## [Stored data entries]
━━━━━━━━━━━━━━━━

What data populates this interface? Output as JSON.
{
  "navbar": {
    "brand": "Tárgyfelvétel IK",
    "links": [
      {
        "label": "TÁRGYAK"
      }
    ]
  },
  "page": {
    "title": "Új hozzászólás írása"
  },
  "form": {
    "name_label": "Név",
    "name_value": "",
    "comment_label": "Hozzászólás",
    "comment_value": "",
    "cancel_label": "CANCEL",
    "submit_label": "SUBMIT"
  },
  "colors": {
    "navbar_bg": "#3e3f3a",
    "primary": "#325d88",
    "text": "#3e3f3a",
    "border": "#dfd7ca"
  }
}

━━━━━━━━━━━━━━━━

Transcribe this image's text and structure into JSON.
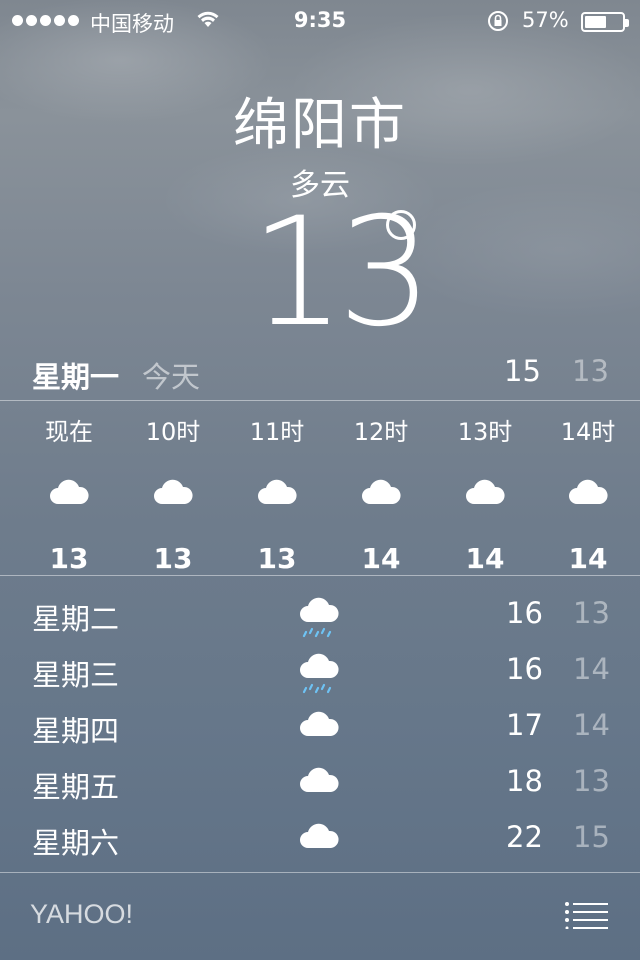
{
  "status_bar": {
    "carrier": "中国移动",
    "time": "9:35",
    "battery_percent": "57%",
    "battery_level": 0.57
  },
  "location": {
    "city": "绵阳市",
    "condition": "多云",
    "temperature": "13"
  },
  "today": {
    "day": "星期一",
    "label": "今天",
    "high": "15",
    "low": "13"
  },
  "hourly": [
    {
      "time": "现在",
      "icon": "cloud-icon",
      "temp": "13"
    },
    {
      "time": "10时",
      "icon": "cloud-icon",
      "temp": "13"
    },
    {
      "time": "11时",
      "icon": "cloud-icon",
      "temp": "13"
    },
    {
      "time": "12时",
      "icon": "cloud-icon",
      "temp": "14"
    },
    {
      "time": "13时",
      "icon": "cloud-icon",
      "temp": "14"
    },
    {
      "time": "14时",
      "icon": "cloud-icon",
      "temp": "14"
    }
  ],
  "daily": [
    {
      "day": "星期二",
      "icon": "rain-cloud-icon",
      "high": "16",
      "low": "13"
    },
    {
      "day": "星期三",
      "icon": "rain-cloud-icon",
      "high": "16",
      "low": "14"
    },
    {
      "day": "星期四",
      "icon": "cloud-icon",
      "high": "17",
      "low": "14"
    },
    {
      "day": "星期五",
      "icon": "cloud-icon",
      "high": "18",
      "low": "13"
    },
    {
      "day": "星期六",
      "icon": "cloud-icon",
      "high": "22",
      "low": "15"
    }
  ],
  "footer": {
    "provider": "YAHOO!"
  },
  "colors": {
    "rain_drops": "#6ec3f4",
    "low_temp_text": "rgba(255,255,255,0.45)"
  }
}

━━━━━━━━━━━━━━━━

Show the lines of the records that contain the word "this".

## [Response to the exercise]
What data populates this interface? Output as JSON.
Transcribe this image's text and structure into JSON.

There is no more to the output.